# EXERCISE DESCRIPTION:
Restate the entries word for word, omitting nothing.
── RECORDS PROVIDED ──
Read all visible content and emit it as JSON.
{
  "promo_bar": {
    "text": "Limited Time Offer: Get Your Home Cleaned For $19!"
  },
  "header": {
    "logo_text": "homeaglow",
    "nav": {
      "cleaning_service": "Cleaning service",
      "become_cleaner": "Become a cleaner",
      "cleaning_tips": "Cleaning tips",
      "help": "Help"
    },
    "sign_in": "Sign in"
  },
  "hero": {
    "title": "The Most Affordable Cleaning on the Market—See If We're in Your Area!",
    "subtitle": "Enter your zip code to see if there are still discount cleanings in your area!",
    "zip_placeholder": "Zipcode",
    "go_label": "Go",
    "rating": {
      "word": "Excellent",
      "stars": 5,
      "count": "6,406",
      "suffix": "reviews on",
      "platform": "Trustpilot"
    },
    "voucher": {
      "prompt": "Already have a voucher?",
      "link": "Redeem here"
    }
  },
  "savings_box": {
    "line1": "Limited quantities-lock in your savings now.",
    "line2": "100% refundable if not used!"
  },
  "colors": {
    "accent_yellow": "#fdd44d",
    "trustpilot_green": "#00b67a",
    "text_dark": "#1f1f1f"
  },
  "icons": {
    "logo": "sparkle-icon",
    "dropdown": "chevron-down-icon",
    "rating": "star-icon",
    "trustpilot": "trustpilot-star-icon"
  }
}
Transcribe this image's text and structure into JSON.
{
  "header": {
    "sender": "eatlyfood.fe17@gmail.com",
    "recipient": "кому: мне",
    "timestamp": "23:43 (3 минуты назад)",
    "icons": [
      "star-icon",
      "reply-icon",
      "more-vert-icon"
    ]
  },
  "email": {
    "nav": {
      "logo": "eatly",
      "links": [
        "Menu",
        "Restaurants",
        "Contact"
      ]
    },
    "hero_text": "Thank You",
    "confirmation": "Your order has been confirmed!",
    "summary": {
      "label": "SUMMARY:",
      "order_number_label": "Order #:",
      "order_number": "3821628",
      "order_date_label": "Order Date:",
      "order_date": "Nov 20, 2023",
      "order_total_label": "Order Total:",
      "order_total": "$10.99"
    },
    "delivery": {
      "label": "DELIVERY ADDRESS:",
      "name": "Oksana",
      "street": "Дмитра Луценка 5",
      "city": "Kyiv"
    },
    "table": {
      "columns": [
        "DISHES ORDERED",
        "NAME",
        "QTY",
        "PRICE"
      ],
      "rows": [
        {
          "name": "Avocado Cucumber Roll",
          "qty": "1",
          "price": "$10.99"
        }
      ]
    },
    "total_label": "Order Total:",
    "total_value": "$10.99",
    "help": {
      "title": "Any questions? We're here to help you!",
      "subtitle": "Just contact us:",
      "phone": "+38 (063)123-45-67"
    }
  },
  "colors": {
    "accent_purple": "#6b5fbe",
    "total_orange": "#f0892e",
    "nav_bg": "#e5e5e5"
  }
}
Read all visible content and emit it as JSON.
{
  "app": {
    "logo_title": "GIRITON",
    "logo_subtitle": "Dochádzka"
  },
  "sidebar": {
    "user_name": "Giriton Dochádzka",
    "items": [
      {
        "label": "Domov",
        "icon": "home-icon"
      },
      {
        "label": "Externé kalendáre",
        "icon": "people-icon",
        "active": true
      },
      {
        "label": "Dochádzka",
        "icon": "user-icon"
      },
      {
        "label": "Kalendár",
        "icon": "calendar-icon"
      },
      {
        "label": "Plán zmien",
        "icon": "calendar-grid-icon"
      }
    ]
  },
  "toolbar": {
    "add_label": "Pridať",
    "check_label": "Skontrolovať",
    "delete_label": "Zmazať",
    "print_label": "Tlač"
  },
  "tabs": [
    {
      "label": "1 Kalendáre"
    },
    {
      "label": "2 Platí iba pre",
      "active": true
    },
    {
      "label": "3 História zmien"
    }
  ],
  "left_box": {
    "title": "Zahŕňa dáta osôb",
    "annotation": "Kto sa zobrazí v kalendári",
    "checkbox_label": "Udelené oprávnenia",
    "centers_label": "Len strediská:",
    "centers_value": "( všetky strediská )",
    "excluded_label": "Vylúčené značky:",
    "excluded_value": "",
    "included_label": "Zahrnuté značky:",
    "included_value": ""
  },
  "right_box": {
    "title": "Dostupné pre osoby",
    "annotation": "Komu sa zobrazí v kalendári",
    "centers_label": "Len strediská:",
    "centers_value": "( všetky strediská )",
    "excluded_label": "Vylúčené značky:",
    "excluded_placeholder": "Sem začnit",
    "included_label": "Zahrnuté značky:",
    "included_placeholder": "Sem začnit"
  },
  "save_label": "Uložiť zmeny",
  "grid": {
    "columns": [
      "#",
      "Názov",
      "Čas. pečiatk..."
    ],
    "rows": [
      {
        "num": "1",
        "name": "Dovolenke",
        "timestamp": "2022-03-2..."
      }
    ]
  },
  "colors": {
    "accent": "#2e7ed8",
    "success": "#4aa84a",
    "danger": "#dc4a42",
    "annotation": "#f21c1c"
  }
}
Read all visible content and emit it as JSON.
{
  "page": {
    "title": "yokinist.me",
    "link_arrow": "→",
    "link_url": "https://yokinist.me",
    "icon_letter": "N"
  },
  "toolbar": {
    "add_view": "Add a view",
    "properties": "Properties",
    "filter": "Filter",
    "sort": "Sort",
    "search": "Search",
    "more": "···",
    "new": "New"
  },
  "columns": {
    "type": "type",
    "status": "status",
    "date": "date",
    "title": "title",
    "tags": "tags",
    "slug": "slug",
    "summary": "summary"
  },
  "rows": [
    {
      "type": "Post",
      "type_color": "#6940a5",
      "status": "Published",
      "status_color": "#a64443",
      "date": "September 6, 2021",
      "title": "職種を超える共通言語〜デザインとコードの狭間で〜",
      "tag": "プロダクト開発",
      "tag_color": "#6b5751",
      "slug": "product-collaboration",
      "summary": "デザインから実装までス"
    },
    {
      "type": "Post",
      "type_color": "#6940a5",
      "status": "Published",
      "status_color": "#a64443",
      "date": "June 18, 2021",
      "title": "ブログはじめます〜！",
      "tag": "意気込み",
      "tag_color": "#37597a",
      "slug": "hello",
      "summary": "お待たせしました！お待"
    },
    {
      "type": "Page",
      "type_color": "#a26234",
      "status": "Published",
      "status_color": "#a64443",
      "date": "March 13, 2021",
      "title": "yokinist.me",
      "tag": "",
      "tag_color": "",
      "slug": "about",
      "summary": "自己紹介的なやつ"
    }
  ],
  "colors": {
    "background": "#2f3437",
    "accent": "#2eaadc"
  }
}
───
# RESULT OF THE TASK:
Read all visible content and emit it as JSON.
{
  "promo_bar": {
    "text": "Limited Time Offer: Get Your Home Cleaned For $19!"
  },
  "header": {
    "logo_text": "homeaglow",
    "nav": {
      "cleaning_service": "Cleaning service",
      "become_cleaner": "Become a cleaner",
      "cleaning_tips": "Cleaning tips",
      "help": "Help"
    },
    "sign_in": "Sign in"
  },
  "hero": {
    "title": "The Most Affordable Cleaning on the Market—See If We're in Your Area!",
    "subtitle": "Enter your zip code to see if there are still discount cleanings in your area!",
    "zip_placeholder": "Zipcode",
    "go_label": "Go",
    "rating": {
      "word": "Excellent",
      "stars": 5,
      "count": "6,406",
      "suffix": "reviews on",
      "platform": "Trustpilot"
    },
    "voucher": {
      "prompt": "Already have a voucher?",
      "link": "Redeem here"
    }
  },
  "savings_box": {
    "line1": "Limited quantities-lock in your savings now.",
    "line2": "100% refundable if not used!"
  },
  "colors": {
    "accent_yellow": "#fdd44d",
    "trustpilot_green": "#00b67a",
    "text_dark": "#1f1f1f"
  },
  "icons": {
    "logo": "sparkle-icon",
    "dropdown": "chevron-down-icon",
    "rating": "star-icon",
    "trustpilot": "trustpilot-star-icon"
  }
}
Transcribe this image's text and structure into JSON.
{
  "header": {
    "sender": "eatlyfood.fe17@gmail.com",
    "recipient": "кому: мне",
    "timestamp": "23:43 (3 минуты назад)",
    "icons": [
      "star-icon",
      "reply-icon",
      "more-vert-icon"
    ]
  },
  "email": {
    "nav": {
      "logo": "eatly",
      "links": [
        "Menu",
        "Restaurants",
        "Contact"
      ]
    },
    "hero_text": "Thank You",
    "confirmation": "Your order has been confirmed!",
    "summary": {
      "label": "SUMMARY:",
      "order_number_label": "Order #:",
      "order_number": "3821628",
      "order_date_label": "Order Date:",
      "order_date": "Nov 20, 2023",
      "order_total_label": "Order Total:",
      "order_total": "$10.99"
    },
    "delivery": {
      "label": "DELIVERY ADDRESS:",
      "name": "Oksana",
      "street": "Дмитра Луценка 5",
      "city": "Kyiv"
    },
    "table": {
      "columns": [
        "DISHES ORDERED",
        "NAME",
        "QTY",
        "PRICE"
      ],
      "rows": [
        {
          "name": "Avocado Cucumber Roll",
          "qty": "1",
          "price": "$10.99"
        }
      ]
    },
    "total_label": "Order Total:",
    "total_value": "$10.99",
    "help": {
      "title": "Any questions? We're here to help you!",
      "subtitle": "Just contact us:",
      "phone": "+38 (063)123-45-67"
    }
  },
  "colors": {
    "accent_purple": "#6b5fbe",
    "total_orange": "#f0892e",
    "nav_bg": "#e5e5e5"
  }
}
Read all visible content and emit it as JSON.
{
  "app": {
    "logo_title": "GIRITON",
    "logo_subtitle": "Dochádzka"
  },
  "sidebar": {
    "user_name": "Giriton Dochádzka",
    "items": [
      {
        "label": "Domov",
        "icon": "home-icon"
      },
      {
        "label": "Externé kalendáre",
        "icon": "people-icon",
        "active": true
      },
      {
        "label": "Dochádzka",
        "icon": "user-icon"
      },
      {
        "label": "Kalendár",
        "icon": "calendar-icon"
      },
      {
        "label": "Plán zmien",
        "icon": "calendar-grid-icon"
      }
    ]
  },
  "toolbar": {
    "add_label": "Pridať",
    "check_label": "Skontrolovať",
    "delete_label": "Zmazať",
    "print_label": "Tlač"
  },
  "tabs": [
    {
      "label": "1 Kalendáre"
    },
    {
      "label": "2 Platí iba pre",
      "active": true
    },
    {
      "label": "3 História zmien"
    }
  ],
  "left_box": {
    "title": "Zahŕňa dáta osôb",
    "annotation": "Kto sa zobrazí v kalendári",
    "checkbox_label": "Udelené oprávnenia",
    "centers_label": "Len strediská:",
    "centers_value": "( všetky strediská )",
    "excluded_label": "Vylúčené značky:",
    "excluded_value": "",
    "included_label": "Zahrnuté značky:",
    "included_value": ""
  },
  "right_box": {
    "title": "Dostupné pre osoby",
    "annotation": "Komu sa zobrazí v kalendári",
    "centers_label": "Len strediská:",
    "centers_value": "( všetky strediská )",
    "excluded_label": "Vylúčené značky:",
    "excluded_placeholder": "Sem začnit",
    "included_label": "Zahrnuté značky:",
    "included_placeholder": "Sem začnit"
  },
  "save_label": "Uložiť zmeny",
  "grid": {
    "columns": [
      "#",
      "Názov",
      "Čas. pečiatk..."
    ],
    "rows": [
      {
        "num": "1",
        "name": "Dovolenke",
        "timestamp": "2022-03-2..."
      }
    ]
  },
  "colors": {
    "accent": "#2e7ed8",
    "success": "#4aa84a",
    "danger": "#dc4a42",
    "annotation": "#f21c1c"
  }
}
Read all visible content and emit it as JSON.
{
  "page": {
    "title": "yokinist.me",
    "link_arrow": "→",
    "link_url": "https://yokinist.me",
    "icon_letter": "N"
  },
  "toolbar": {
    "add_view": "Add a view",
    "properties": "Properties",
    "filter": "Filter",
    "sort": "Sort",
    "search": "Search",
    "more": "···",
    "new": "New"
  },
  "columns": {
    "type": "type",
    "status": "status",
    "date": "date",
    "title": "title",
    "tags": "tags",
    "slug": "slug",
    "summary": "summary"
  },
  "rows": [
    {
      "type": "Post",
      "type_color": "#6940a5",
      "status": "Published",
      "status_color": "#a64443",
      "date": "September 6, 2021",
      "title": "職種を超える共通言語〜デザインとコードの狭間で〜",
      "tag": "プロダクト開発",
      "tag_color": "#6b5751",
      "slug": "product-collaboration",
      "summary": "デザインから実装までス"
    },
    {
      "type": "Post",
      "type_color": "#6940a5",
      "status": "Published",
      "status_color": "#a64443",
      "date": "June 18, 2021",
      "title": "ブログはじめます〜！",
      "tag": "意気込み",
      "tag_color": "#37597a",
      "slug": "hello",
      "summary": "お待たせしました！お待"
    },
    {
      "type": "Page",
      "type_color": "#a26234",
      "status": "Published",
      "status_color": "#a64443",
      "date": "March 13, 2021",
      "title": "yokinist.me",
      "tag": "",
      "tag_color": "",
      "slug": "about",
      "summary": "自己紹介的なやつ"
    }
  ],
  "colors": {
    "background": "#2f3437",
    "accent": "#2eaadc"
  }
}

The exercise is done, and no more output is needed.